• _Problem statement_:
Copy the records below exactly, from the line containing "Give me a plain-text" through the last line, and leave out every picture.

• _Data records_:
════

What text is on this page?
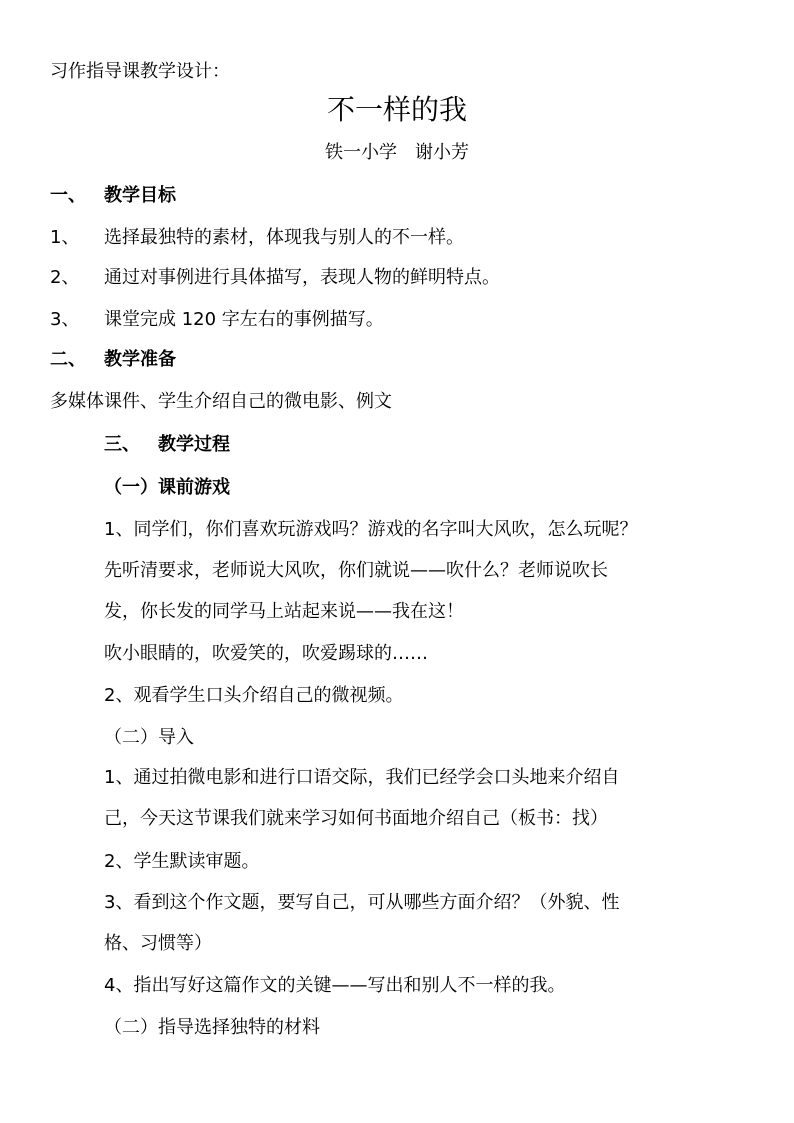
习作指导课教学设计：
不一样的我
铁一小学　谢小芳
一、 教学目标
1、 选择最独特的素材，体现我与别人的不一样。
2、 通过对事例进行具体描写，表现人物的鲜明特点。
3、 课堂完成 120 字左右的事例描写。
二、 教学准备
多媒体课件、学生介绍自己的微电影、例文
三、 教学过程
（一）课前游戏
1、同学们，你们喜欢玩游戏吗？游戏的名字叫大风吹，怎么玩呢？
先听清要求，老师说大风吹，你们就说——吹什么？老师说吹长
发，你长发的同学马上站起来说——我在这！
吹小眼睛的，吹爱笑的，吹爱踢球的……
2、观看学生口头介绍自己的微视频。
（二）导入
1、通过拍微电影和进行口语交际，我们已经学会口头地来介绍自
己，今天这节课我们就来学习如何书面地介绍自己（板书：找）
2、学生默读审题。
3、看到这个作文题，要写自己，可从哪些方面介绍？（外貌、性
格、习惯等）
4、指出写好这篇作文的关键——写出和别人不一样的我。
（二）指导选择独特的材料
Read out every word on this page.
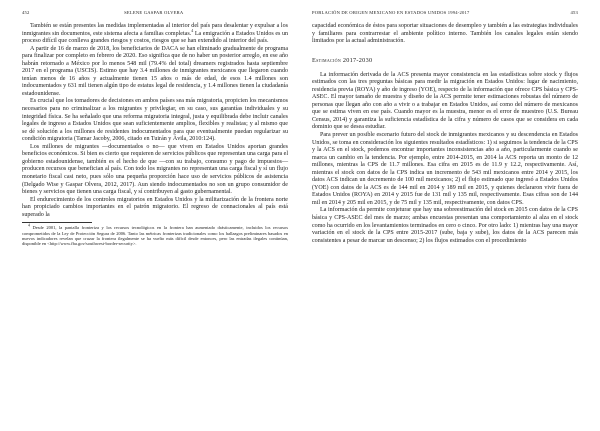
452	SELENE GASPAR OLVERA

También se están presentes las medidas implementadas al interior del país para desalentar y expulsar a los inmigrantes sin documentos, este sistema afecta a familias completas.$^4$ La emigración a Estados Unidos es un proceso difícil que conlleva grandes riesgos y costos, riesgos que se han extendido al interior del país.

A partir de 16 de marzo de 2018, los beneficiarios de DACA se han eliminado gradualmente de programa para finalizar por completo en febrero de 2020. Eso significa que de no haber un posterior arreglo, en ese año habrán retornado a México por lo menos 548 mil (79.4% del total) dreamers registrados hasta septiembre 2017 en el programa (USCIS). Estimo que hay 3.4 millones de inmigrantes mexicanos que llegaron cuando tenían menos de 16 años y actualmente tienen 15 años o más de edad, de esos 1.4 millones son indocumentados y 631 mil tienen algún tipo de estatus legal de residencia, y 1.4 millones tienen la ciudadanía estadounidense.

Es crucial que los tomadores de decisiones en ambos países sea más migratoria, propicien los mecanismos necesarios para no criminalizar a los migrantes y privilegiar, en su caso, sus garantías individuales y su integridad física. Se ha señalado que una reforma migratoria integral, justa y equilibrada debe incluir canales legales de ingreso a Estados Unidos que sean suficientemente amplios, flexibles y realistas; y al mismo que se dé solución a los millones de residentes indocumentados para que eventualmente puedan regularizar su condición migratoria (Tamar Jacoby, 2006, citado en Tuirán y Ávila, 2010:124).

Los millones de migrantes —documentados o no— que viven en Estados Unidos aportan grandes beneficios económicos. Si bien es cierto que requieren de servicios públicos que representan una carga para el gobierno estadounidense, también es el hecho de que —con su trabajo, consumo y pago de impuestos— producen recursos que benefician al país. Con todo los migrantes no representan una carga fiscal y sí un flujo monetario fiscal casi neto, pues sólo una pequeña proporción hace uso de servicios públicos de asistencia (Delgado Wise y Gaspar Olvera, 2012, 2017). Aun siendo indocumentados no son un grupo consumidor de bienes y servicios que tienen una carga fiscal, y sí contribuyen al gasto gubernamental.

El endurecimiento de los controles migratorios en Estados Unidos y la militarización de la frontera norte han propiciado cambios importantes en el patrón migratorio. El regreso de connacionales al país está superado la

$^4$ Desde 2001, la pantalla fronteriza y los recursos tecnológicos en la frontera han aumentado drásticamente, incluidos los recursos comprometidos de la Ley de Protección Segura de 2006. Tanto las métricas fronterizas tradicionales como los hallazgos preliminares basados en nuevos indicadores revelan que cruzar la frontera ilegalmente se ha vuelto más difícil desde entonces, pero las entradas ilegales continúan, disponible en <http://www.fba.gov/southwest-border-security>.

POBLACIÓN DE ORIGEN MEXICANO EN ESTADOS UNIDOS 1994-2017	453

capacidad económica de éstos para soportar situaciones de desempleo y también a las estrategias individuales y familiares para contrarrestar el ambiente político interno. También los canales legales están siendo limitados por la actual administración.

Estimación 2017-2030

La información derivada de la ACS presenta mayor consistencia en las estadísticas sobre stock y flujos estimados con las tres preguntas básicas para medir la migración en Estados Unidos: lugar de nacimiento, residencia previa (ROYA) y año de ingreso (YOE), respecto de la información que ofrece CPS básica y CPS-ASEC. El mayor tamaño de muestra y diseño de la ACS permite tener estimaciones robustas del número de personas que llegan año con año a vivir o a trabajar en Estados Unidos, así como del número de mexicanos que se estima viven en ese país. Cuando mayor es la muestra, menor es el error de muestreo (U.S. Bureau Census, 2014) y garantiza la suficiencia estadística de la cifra y número de casos que se considera en cada dominio que se desea estudiar.

Para prever un posible escenario futuro del stock de inmigrantes mexicanos y su descendencia en Estados Unidos, se toma en consideración los siguientes resultados estadísticos: 1) si seguimos la tendencia de la CPS y la ACS en el stock, podemos encontrar importantes inconsistencias año a año, particularmente cuando se marca un cambio en la tendencia. Por ejemplo, entre 2014-2015, en 2014 la ACS reporta un monto de 12 millones, mientras la CPS de 11.7 millones. Esa cifra en 2015 es de 11.9 y 12.2, respectivamente. Así, mientras el stock con datos de la CPS indica un incremento de 543 mil mexicanos entre 2014 y 2015, los datos ACS indican un decremento de 100 mil mexicanos; 2) el flujo estimado que ingresó a Estados Unidos (YOE) con datos de la ACS es de 144 mil en 2014 y 189 mil en 2015, y quienes declararon vivir fuera de Estados Unidos (ROYA) en 2014 y 2015 fue de 131 mil y 135 mil, respectivamente. Esas cifras son de 144 mil en 2014 y 205 mil en 2015, y de 75 mil y 135 mil, respectivamente, con datos CPS.

La información da permite conjeturar que hay una sobreestimación del stock en 2015 con datos de la CPS básica y CPS-ASEC del mes de marzo; ambas encuestas presentan una comportamiento al alza en el stock como ha ocurrido en los levantamientos terminados en cero o cinco. Por otro lado: 1) mientras hay una mayor variación en el stock de la CPS entre 2015-2017 (sube, baja y sube), los datos de la ACS parecen más consistentes a pesar de marcar un descenso; 2) los flujos estimados con el procedimiento
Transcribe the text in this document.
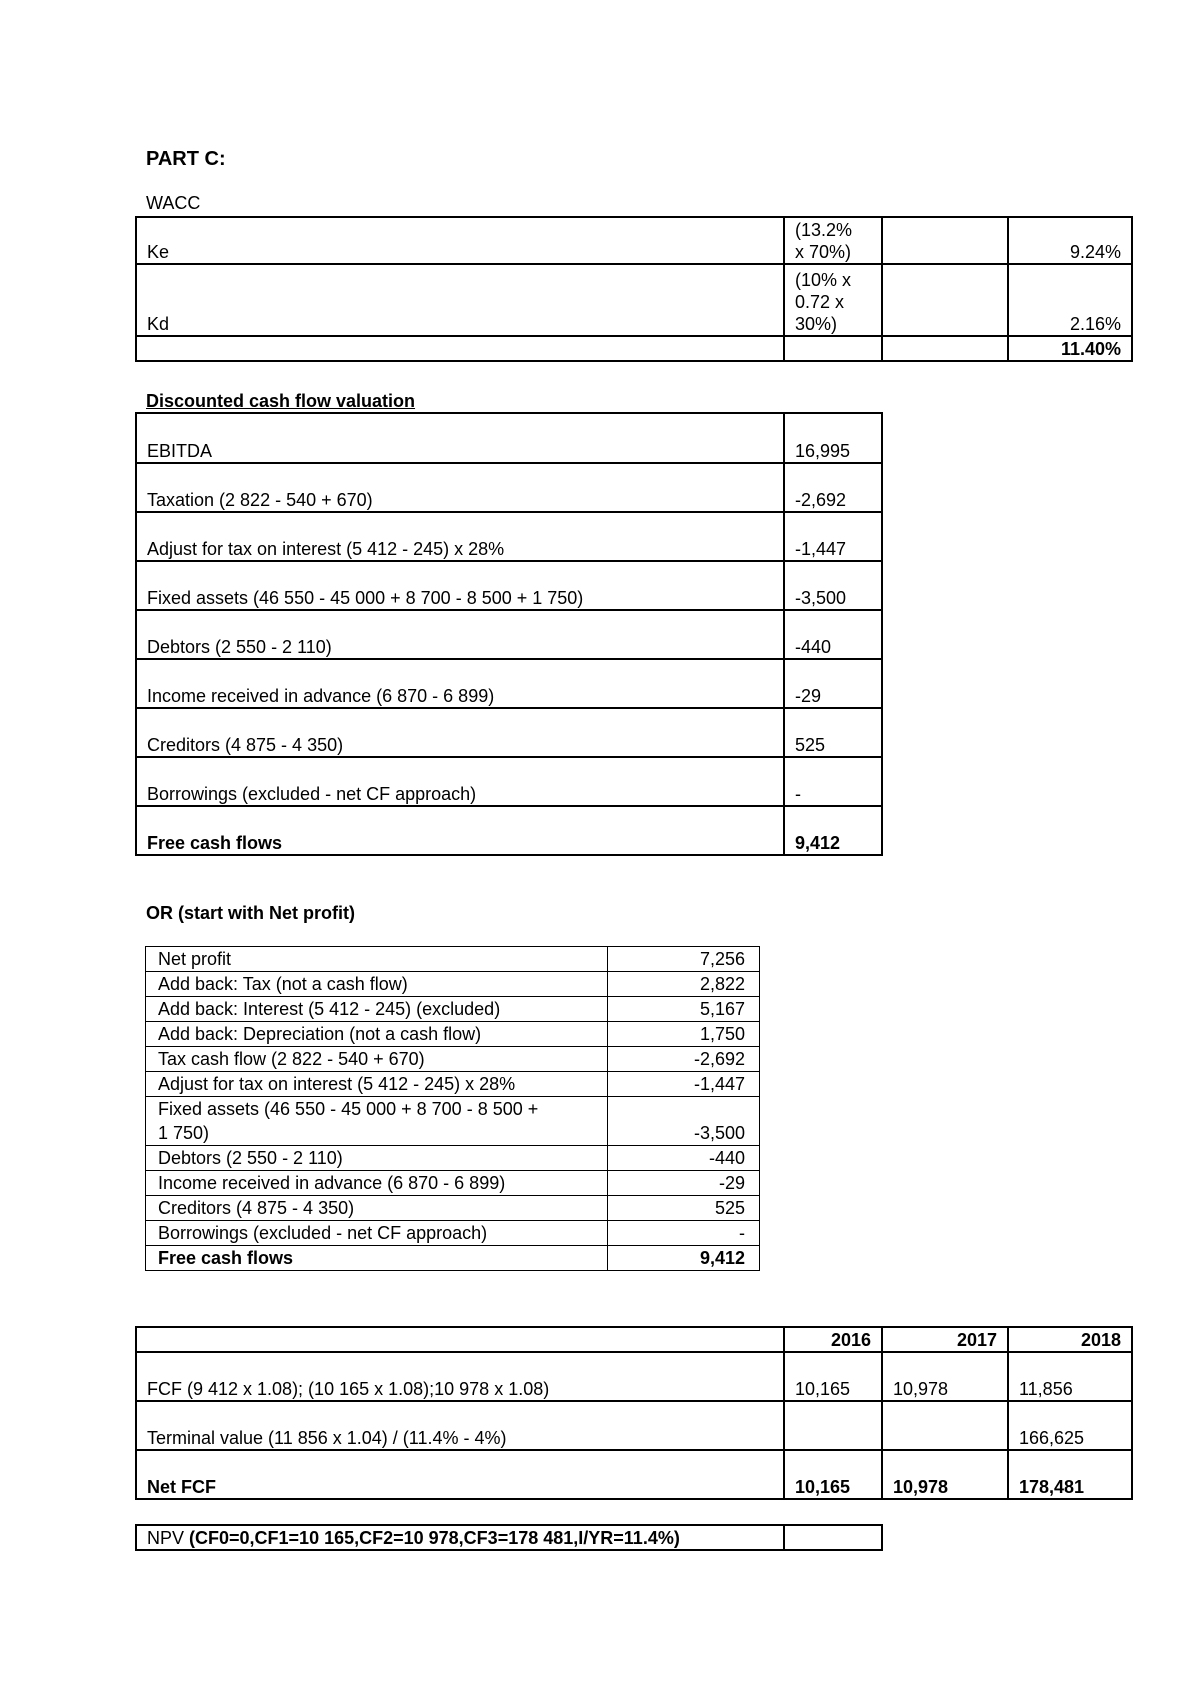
PART C:
WACC
Ke	(13.2%
x 70%)		9.24%
Kd	(10% x
0.72 x
30%)		2.16%
			11.40%
Discounted cash flow valuation
EBITDA	16,995
Taxation (2 822 - 540 + 670)	-2,692
Adjust for tax on interest (5 412 - 245) x 28%	-1,447
Fixed assets (46 550 - 45 000 + 8 700 - 8 500 + 1 750)	-3,500
Debtors (2 550 - 2 110)	-440
Income received in advance (6 870 - 6 899)	-29
Creditors (4 875 - 4 350)	525
Borrowings (excluded - net CF approach)	-
Free cash flows	9,412
OR (start with Net profit)
Net profit	7,256
Add back: Tax (not a cash flow)	2,822
Add back: Interest (5 412 - 245) (excluded)	5,167
Add back: Depreciation (not a cash flow)	1,750
Tax cash flow (2 822 - 540 + 670)	-2,692
Adjust for tax on interest (5 412 - 245) x 28%	-1,447

Fixed assets (46 550 - 45 000 + 8 700 - 8 500 +
1 750)	-3,500
Debtors (2 550 - 2 110)	-440
Income received in advance (6 870 - 6 899)	-29
Creditors (4 875 - 4 350)	525
Borrowings (excluded - net CF approach)	-
Free cash flows	9,412
	2016	2017	2018
FCF (9 412 x 1.08); (10 165 x 1.08);10 978 x 1.08)	10,165	10,978	11,856
Terminal value (11 856 x 1.04) / (11.4% - 4%)			166,625
Net FCF	10,165	10,978	178,481
NPV (CF0=0,CF1=10 165,CF2=10 978,CF3=178 481,I/YR=11.4%)	
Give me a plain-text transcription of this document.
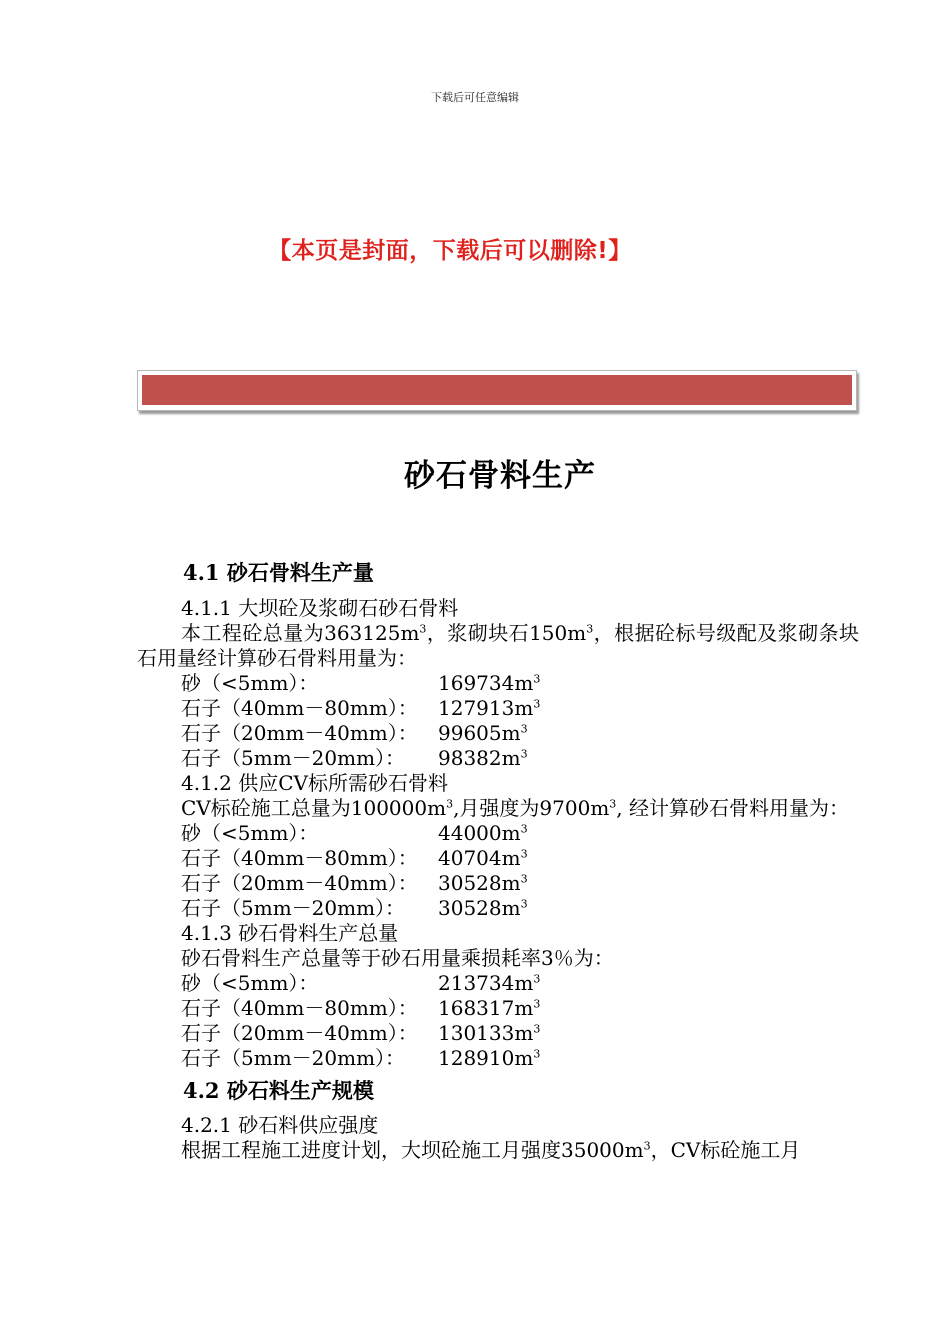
下载后可任意编辑
【本页是封面，下载后可以删除!】
砂石骨料生产
4.1 砂石骨料生产量
4.1.1 大坝砼及浆砌石砂石骨料
本工程砼总量为$363125m^3$，浆砌块石$150m^3$，根据砼标号级配及浆砌条块石用量经计算砂石骨料用量为：
砂（<5mm）：	$169734m^3$
石子（40mm－80mm）：	$127913m^3$
石子（20mm－40mm）：	$99605m^3$
石子（5mm－20mm）：	$98382m^3$
4.1.2 供应CV标所需砂石骨料
CV标砼施工总量为$100000m^3$,月强度为$9700m^3$, 经计算砂石骨料用量为：
砂（<5mm）：	$44000m^3$
石子（40mm－80mm）：	$40704m^3$
石子（20mm－40mm）：	$30528m^3$
石子（5mm－20mm）：	$30528m^3$
4.1.3 砂石骨料生产总量
砂石骨料生产总量等于砂石用量乘损耗率3％为：
砂（<5mm）：	$213734m^3$
石子（40mm－80mm）：	$168317m^3$
石子（20mm－40mm）：	$130133m^3$
石子（5mm－20mm）：	$128910m^3$
4.2 砂石料生产规模
4.2.1 砂石料供应强度
根据工程施工进度计划，大坝砼施工月强度$35000m^3$，CV标砼施工月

════

• _Output of the task_:
Give me a plain-text transcription of this document.
下载后可任意编辑
【本页是封面，下载后可以删除!】
砂石骨料生产
4.1 砂石骨料生产量
4.1.1 大坝砼及浆砌石砂石骨料
本工程砼总量为$363125m^3$，浆砌块石$150m^3$，根据砼标号级配及浆砌条块石用量经计算砂石骨料用量为：
砂（<5mm）：	$169734m^3$
石子（40mm－80mm）：	$127913m^3$
石子（20mm－40mm）：	$99605m^3$
石子（5mm－20mm）：	$98382m^3$
4.1.2 供应CV标所需砂石骨料
CV标砼施工总量为$100000m^3$,月强度为$9700m^3$, 经计算砂石骨料用量为：
砂（<5mm）：	$44000m^3$
石子（40mm－80mm）：	$40704m^3$
石子（20mm－40mm）：	$30528m^3$
石子（5mm－20mm）：	$30528m^3$
4.1.3 砂石骨料生产总量
砂石骨料生产总量等于砂石用量乘损耗率3％为：
砂（<5mm）：	$213734m^3$
石子（40mm－80mm）：	$168317m^3$
石子（20mm－40mm）：	$130133m^3$
石子（5mm－20mm）：	$128910m^3$
4.2 砂石料生产规模
4.2.1 砂石料供应强度
根据工程施工进度计划，大坝砼施工月强度$35000m^3$，CV标砼施工月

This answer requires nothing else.